Problem requirements: Reproduce the listing below without changes, starting at the line that contains "Patent image size: (1020, 1270)." and continuing up to and including the line that contains "The second bidirectional".

-- start Provided records --

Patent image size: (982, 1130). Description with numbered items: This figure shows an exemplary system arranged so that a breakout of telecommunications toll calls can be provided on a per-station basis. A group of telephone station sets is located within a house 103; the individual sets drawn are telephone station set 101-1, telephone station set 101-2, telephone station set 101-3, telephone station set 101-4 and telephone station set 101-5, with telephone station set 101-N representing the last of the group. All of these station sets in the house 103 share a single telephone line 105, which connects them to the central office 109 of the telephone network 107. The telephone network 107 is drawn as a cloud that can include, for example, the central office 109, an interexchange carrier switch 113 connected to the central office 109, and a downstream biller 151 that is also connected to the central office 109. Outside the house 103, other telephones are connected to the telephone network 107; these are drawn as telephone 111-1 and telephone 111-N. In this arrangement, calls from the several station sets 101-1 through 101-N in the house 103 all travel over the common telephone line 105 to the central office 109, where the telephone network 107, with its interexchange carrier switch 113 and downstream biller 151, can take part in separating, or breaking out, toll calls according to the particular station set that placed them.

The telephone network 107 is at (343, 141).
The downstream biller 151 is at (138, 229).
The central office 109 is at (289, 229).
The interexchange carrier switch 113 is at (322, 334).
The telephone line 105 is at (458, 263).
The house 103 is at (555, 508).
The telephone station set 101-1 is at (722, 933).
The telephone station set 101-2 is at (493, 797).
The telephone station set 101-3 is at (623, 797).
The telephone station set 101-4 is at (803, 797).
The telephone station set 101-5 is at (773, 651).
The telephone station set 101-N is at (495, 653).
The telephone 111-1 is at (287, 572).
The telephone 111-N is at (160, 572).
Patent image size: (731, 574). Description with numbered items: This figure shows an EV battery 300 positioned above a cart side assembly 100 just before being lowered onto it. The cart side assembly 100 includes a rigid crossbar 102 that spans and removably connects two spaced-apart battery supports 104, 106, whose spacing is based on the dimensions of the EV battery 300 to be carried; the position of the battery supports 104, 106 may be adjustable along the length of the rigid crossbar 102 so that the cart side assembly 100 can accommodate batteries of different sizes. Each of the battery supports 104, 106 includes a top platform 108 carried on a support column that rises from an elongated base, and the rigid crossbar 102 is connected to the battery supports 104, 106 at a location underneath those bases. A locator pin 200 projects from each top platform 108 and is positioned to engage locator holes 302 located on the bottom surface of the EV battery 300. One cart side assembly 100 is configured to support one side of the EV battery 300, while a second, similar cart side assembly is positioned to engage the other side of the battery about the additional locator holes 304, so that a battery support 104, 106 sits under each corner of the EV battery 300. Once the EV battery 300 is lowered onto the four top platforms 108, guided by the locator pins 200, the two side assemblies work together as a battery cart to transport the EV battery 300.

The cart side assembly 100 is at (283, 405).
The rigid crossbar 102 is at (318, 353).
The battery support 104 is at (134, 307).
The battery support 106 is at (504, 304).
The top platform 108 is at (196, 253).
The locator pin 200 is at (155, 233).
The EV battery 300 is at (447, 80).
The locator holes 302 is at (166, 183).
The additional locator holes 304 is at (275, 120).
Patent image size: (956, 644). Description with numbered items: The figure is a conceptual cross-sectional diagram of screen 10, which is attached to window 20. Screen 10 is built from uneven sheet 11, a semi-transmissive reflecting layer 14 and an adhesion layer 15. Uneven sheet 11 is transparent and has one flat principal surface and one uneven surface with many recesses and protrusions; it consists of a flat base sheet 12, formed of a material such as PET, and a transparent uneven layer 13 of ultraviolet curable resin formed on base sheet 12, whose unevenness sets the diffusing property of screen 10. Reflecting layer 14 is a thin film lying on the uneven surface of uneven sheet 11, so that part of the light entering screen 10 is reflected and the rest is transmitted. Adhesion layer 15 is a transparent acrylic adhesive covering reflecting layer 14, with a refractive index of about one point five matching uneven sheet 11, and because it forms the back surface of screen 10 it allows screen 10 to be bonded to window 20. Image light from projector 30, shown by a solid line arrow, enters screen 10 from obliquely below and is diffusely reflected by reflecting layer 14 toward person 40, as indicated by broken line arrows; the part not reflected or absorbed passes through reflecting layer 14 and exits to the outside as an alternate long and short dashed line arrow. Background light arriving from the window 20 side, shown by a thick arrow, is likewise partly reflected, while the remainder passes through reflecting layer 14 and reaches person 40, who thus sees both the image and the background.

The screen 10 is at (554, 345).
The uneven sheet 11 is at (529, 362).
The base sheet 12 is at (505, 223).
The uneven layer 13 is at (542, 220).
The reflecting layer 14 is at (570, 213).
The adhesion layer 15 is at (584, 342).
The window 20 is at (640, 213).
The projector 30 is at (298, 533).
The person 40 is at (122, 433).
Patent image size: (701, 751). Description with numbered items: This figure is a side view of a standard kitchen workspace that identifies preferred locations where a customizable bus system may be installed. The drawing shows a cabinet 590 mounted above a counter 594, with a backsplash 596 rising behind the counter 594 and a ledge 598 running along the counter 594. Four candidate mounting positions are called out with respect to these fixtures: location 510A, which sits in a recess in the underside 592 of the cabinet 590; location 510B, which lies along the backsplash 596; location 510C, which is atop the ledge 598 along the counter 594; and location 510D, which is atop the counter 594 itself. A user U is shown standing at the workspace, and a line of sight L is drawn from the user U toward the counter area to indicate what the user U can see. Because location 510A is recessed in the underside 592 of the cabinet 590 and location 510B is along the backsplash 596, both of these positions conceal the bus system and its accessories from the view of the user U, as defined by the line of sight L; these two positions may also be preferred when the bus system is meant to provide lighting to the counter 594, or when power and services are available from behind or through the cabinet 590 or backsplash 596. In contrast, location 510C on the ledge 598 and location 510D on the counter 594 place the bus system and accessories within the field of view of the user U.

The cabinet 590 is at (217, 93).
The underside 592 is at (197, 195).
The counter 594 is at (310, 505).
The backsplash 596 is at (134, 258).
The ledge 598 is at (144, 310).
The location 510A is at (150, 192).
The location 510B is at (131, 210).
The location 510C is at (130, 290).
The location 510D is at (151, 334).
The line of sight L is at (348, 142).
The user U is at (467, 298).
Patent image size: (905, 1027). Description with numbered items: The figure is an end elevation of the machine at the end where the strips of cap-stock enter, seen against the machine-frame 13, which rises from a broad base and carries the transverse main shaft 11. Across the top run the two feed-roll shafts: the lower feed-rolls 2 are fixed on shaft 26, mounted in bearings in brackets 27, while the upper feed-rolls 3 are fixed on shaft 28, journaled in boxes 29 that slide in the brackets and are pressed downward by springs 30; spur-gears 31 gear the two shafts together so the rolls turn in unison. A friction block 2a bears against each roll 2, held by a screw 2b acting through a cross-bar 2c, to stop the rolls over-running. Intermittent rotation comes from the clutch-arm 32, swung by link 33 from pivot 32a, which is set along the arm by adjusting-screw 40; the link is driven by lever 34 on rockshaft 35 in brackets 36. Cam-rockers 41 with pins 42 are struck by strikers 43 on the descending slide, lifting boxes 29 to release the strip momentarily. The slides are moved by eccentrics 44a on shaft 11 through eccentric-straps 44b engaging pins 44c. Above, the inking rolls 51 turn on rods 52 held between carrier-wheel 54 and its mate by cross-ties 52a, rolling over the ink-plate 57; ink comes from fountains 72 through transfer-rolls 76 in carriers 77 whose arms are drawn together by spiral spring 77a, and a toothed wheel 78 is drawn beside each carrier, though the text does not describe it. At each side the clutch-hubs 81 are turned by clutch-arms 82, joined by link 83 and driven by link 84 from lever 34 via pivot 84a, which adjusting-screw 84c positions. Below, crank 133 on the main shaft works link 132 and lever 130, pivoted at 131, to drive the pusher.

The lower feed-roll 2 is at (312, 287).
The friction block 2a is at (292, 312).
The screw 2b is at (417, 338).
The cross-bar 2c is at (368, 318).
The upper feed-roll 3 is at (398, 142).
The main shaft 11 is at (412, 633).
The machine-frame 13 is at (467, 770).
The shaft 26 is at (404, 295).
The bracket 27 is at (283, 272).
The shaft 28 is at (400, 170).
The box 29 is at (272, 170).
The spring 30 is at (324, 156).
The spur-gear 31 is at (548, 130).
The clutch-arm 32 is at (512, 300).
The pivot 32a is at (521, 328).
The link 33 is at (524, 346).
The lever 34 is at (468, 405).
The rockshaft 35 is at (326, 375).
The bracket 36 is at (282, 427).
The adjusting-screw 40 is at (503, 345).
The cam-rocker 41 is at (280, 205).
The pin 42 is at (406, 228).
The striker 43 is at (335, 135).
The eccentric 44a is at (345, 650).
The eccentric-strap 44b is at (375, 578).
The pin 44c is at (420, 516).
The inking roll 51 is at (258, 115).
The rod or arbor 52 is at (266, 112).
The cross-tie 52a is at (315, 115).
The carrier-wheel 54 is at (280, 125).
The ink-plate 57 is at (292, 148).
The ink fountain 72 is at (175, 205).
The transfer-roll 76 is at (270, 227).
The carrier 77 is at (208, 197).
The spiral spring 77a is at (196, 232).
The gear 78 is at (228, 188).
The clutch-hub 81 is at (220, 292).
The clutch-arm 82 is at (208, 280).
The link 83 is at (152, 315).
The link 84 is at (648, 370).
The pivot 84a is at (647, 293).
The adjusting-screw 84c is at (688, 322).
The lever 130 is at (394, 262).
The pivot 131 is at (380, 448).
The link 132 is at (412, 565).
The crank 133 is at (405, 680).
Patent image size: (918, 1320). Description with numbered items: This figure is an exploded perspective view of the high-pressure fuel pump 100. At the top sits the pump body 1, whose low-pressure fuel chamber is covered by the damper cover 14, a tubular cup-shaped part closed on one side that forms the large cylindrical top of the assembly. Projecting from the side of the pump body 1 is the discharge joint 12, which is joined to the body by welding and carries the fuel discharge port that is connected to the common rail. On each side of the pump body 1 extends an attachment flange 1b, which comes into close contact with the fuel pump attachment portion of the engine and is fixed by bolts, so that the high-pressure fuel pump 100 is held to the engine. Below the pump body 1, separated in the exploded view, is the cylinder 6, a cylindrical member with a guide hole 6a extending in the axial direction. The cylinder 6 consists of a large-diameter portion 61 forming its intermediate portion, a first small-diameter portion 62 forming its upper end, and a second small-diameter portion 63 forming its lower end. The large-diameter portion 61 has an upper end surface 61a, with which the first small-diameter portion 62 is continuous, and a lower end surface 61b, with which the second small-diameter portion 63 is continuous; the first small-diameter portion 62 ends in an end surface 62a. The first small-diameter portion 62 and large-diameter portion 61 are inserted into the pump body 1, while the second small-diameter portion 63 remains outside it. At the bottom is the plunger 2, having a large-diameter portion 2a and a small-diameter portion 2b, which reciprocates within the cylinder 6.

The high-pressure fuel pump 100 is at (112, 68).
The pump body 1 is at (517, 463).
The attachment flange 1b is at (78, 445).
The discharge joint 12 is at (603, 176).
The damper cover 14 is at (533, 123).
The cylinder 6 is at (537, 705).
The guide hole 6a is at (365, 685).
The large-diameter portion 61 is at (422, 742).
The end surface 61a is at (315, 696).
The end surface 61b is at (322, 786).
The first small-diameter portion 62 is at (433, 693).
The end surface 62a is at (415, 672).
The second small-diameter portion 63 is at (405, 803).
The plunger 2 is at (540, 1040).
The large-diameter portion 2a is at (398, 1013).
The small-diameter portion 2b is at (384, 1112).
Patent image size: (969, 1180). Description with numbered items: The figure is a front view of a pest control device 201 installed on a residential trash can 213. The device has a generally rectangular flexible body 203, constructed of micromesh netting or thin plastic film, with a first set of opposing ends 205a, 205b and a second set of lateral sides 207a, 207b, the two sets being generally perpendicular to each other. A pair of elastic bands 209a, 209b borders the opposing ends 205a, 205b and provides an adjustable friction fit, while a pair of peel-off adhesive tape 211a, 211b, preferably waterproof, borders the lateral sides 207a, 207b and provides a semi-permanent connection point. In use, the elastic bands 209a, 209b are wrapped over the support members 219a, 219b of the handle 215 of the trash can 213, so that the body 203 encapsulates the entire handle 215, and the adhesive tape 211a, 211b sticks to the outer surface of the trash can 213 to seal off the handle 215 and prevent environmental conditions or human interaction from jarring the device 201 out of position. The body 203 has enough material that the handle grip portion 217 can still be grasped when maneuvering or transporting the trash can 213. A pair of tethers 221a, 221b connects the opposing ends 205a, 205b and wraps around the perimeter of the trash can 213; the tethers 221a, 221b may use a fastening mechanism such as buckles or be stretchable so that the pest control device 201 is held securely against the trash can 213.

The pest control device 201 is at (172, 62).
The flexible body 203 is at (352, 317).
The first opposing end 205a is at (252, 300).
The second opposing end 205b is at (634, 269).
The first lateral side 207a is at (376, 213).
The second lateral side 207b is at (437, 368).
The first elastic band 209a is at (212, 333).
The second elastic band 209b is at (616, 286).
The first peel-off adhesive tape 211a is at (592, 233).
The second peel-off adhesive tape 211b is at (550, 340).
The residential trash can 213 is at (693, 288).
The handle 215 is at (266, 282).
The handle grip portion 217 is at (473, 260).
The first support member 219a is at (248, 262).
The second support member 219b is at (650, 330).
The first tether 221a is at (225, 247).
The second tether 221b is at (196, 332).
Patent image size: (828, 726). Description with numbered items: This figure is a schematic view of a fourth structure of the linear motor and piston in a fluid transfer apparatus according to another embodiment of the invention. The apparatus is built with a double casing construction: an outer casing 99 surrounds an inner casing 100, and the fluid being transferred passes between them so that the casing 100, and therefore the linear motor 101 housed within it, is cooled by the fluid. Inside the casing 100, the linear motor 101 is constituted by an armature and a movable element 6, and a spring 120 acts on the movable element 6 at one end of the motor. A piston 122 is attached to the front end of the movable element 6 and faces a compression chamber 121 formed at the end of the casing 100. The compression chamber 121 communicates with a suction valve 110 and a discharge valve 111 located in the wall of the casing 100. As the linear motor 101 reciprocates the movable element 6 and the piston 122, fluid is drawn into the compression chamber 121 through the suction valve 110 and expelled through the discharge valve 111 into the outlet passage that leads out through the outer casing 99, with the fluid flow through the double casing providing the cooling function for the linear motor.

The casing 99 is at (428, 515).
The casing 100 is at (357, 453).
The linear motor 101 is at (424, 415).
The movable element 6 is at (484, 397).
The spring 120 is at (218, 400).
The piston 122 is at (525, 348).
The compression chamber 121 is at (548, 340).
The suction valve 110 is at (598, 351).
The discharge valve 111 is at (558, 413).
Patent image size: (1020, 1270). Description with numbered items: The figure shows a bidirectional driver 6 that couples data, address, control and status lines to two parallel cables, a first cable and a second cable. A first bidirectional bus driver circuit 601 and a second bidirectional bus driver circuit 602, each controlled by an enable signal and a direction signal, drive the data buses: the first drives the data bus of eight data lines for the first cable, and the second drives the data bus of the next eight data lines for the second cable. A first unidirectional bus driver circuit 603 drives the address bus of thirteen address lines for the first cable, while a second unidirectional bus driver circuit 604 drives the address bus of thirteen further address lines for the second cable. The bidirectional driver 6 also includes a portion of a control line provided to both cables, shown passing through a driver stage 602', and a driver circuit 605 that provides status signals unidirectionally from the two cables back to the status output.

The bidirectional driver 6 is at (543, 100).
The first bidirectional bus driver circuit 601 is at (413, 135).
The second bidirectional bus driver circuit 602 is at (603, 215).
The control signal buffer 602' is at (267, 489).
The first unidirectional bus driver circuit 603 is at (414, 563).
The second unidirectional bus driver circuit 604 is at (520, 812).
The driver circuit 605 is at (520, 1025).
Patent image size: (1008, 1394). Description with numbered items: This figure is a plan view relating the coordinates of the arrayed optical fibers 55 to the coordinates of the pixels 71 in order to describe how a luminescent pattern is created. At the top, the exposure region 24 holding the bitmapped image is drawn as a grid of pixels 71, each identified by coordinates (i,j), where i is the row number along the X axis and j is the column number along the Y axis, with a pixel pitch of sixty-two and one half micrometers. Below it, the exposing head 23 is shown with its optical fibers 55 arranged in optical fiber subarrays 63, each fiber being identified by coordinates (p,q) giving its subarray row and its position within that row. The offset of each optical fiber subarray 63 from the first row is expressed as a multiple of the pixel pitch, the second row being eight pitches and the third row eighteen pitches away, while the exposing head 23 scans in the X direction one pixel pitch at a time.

-- end Provided records --

Exercise output:
Patent image size: (1020, 1270). Description with numbered items: The figure shows a bidirectional driver 6 that couples data, address, control and status lines to two parallel cables, a first cable and a second cable. A first bidirectional bus driver circuit 601 and a second bidirectional bus driver circuit 602, each controlled by an enable signal and a direction signal, drive the data buses: the first drives the data bus of eight data lines for the first cable, and the second drives the data bus of the next eight data lines for the second cable. A first unidirectional bus driver circuit 603 drives the address bus of thirteen address lines for the first cable, while a second unidirectional bus driver circuit 604 drives the address bus of thirteen further address lines for the second cable. The bidirectional driver 6 also includes a portion of a control line provided to both cables, shown passing through a driver stage 602', and a driver circuit 605 that provides status signals unidirectionally from the two cables back to the status output.

The bidirectional driver 6 is at (543, 100).
The first bidirectional bus driver circuit 601 is at (413, 135).
The second bidirectional bus driver circuit 602 is at (603, 215).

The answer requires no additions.